- Direction:
List all lines of the data containing the word "excellent".

Records excerpted from a collection
** begin **
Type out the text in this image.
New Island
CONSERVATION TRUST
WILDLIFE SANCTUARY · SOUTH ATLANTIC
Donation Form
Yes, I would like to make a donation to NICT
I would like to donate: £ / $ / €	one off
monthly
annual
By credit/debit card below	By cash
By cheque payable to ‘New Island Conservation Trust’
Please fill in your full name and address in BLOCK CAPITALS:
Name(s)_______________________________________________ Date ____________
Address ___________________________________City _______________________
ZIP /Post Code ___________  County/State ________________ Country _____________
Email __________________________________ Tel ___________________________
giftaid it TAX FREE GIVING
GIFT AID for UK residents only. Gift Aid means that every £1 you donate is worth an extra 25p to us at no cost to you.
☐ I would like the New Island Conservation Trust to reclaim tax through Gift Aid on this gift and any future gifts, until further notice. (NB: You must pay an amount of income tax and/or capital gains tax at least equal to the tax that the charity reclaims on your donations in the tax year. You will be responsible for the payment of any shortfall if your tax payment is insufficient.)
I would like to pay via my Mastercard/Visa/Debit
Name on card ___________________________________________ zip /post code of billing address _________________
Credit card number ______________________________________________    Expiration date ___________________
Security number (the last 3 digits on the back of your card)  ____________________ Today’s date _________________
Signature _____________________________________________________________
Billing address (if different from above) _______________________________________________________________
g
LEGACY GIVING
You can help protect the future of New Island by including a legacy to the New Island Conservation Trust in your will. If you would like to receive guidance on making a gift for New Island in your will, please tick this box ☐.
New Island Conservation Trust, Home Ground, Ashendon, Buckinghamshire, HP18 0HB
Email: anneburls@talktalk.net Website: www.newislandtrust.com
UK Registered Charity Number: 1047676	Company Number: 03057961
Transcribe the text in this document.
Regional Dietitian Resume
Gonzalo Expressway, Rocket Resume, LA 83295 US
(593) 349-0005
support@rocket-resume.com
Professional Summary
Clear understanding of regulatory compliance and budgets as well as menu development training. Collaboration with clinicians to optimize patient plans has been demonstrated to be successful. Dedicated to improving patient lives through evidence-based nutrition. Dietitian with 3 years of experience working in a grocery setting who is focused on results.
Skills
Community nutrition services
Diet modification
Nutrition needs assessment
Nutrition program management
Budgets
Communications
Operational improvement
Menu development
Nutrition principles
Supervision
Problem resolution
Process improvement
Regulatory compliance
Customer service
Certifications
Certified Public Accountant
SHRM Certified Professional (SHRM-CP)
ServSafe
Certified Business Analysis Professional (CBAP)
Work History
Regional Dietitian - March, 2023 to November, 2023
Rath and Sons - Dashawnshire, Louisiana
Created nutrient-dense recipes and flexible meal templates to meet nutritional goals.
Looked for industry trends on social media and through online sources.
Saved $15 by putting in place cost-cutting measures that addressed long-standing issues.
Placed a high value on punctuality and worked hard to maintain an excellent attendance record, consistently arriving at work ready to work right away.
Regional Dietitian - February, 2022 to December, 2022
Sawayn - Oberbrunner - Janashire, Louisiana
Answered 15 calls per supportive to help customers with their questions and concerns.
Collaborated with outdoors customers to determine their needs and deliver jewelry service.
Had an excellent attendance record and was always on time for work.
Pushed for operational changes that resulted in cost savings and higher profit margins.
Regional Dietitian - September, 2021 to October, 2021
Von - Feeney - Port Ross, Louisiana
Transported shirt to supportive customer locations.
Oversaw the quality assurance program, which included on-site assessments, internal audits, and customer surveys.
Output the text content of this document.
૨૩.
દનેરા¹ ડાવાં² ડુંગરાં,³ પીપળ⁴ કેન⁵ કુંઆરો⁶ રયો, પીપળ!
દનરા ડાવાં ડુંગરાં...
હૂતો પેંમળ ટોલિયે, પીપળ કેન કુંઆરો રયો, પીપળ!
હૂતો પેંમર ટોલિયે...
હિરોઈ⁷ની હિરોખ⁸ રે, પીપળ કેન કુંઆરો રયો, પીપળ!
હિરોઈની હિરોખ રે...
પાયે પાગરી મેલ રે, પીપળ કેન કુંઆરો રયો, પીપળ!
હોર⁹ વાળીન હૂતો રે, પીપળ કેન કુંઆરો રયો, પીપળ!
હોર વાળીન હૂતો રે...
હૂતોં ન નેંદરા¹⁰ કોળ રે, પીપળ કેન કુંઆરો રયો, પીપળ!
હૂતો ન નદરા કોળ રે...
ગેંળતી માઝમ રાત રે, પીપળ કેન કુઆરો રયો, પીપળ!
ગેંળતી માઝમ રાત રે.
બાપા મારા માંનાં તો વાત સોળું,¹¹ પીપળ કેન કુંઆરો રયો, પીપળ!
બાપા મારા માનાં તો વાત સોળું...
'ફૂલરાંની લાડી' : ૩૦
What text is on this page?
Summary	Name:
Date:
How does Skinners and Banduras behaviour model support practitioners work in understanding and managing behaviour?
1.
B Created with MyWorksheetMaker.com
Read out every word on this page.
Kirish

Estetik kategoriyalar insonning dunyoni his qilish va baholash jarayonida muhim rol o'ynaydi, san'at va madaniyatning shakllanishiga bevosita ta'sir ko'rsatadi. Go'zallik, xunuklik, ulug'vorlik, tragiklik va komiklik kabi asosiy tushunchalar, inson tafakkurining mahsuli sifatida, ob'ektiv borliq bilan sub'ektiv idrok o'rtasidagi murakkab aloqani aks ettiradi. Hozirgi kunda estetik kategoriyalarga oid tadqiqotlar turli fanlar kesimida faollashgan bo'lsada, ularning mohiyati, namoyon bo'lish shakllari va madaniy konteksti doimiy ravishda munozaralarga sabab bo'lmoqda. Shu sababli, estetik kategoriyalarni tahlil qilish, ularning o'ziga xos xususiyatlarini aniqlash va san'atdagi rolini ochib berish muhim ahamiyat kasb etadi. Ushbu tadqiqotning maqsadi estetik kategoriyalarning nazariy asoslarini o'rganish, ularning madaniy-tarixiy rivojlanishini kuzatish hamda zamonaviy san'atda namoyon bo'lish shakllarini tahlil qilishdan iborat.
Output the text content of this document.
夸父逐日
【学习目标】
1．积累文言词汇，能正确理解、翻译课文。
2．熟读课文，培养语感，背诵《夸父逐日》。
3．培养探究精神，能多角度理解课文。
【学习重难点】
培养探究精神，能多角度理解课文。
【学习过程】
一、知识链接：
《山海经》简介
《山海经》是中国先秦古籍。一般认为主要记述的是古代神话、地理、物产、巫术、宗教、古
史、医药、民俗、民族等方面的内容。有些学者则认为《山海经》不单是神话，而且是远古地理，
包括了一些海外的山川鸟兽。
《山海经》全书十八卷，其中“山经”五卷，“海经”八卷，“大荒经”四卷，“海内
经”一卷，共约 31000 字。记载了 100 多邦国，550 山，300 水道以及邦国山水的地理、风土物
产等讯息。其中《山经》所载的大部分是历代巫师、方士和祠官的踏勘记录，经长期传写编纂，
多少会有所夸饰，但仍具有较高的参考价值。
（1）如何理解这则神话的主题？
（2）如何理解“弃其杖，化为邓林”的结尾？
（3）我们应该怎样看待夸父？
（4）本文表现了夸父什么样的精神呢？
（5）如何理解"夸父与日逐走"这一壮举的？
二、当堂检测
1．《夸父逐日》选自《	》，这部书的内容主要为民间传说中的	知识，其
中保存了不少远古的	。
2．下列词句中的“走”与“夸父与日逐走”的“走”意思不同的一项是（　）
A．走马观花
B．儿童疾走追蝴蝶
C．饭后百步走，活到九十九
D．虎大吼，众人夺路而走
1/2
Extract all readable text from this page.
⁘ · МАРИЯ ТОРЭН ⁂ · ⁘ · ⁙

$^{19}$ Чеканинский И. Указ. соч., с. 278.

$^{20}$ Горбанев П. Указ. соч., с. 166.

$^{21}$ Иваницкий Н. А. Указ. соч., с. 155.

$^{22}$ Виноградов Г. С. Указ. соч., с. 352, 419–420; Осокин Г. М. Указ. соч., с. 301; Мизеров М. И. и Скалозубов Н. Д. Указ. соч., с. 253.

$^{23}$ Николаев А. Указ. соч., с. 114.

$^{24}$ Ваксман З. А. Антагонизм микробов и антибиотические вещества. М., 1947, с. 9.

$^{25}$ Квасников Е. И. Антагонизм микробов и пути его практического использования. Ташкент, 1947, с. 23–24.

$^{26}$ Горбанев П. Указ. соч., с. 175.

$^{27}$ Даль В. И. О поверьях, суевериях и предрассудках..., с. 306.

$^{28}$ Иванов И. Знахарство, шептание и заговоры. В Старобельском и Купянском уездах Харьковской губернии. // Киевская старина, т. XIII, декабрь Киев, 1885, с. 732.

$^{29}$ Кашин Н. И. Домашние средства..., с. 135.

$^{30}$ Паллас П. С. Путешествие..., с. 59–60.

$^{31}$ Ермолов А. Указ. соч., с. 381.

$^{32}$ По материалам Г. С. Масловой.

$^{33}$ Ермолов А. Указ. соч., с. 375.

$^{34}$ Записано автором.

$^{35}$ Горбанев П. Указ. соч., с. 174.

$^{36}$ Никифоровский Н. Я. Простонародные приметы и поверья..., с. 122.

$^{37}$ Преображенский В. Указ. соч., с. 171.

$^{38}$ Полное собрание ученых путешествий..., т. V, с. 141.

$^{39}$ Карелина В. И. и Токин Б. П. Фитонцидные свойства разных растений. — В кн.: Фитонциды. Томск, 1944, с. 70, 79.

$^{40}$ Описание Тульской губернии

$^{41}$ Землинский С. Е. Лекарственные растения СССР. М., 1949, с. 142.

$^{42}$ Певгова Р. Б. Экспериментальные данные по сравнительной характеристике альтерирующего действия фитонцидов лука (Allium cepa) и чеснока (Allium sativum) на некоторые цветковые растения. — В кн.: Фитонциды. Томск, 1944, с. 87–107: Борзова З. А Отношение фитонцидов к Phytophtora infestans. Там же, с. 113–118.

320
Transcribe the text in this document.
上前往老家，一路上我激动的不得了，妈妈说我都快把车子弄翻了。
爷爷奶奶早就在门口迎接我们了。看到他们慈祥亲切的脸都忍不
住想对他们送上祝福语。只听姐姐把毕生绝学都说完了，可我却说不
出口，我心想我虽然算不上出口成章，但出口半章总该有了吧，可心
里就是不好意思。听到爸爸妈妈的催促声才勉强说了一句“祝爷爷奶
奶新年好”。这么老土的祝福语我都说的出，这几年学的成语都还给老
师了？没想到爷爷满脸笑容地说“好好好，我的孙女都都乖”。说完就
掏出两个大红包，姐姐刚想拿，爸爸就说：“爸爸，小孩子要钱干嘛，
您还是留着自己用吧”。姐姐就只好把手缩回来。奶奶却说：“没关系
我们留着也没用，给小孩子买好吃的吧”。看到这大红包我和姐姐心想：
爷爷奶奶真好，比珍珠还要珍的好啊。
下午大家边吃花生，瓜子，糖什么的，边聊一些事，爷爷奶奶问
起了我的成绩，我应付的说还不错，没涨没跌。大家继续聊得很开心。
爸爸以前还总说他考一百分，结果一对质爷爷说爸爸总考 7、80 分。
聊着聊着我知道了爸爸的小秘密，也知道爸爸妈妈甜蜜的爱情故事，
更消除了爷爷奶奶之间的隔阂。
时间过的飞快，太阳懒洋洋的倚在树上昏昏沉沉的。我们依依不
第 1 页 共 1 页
** end **
- Written solution:
Placed a high value on punctuality and worked hard to maintain an excellent attendance record, consistently arriving at work ready to work right away.
Had an excellent attendance record and was always on time for work.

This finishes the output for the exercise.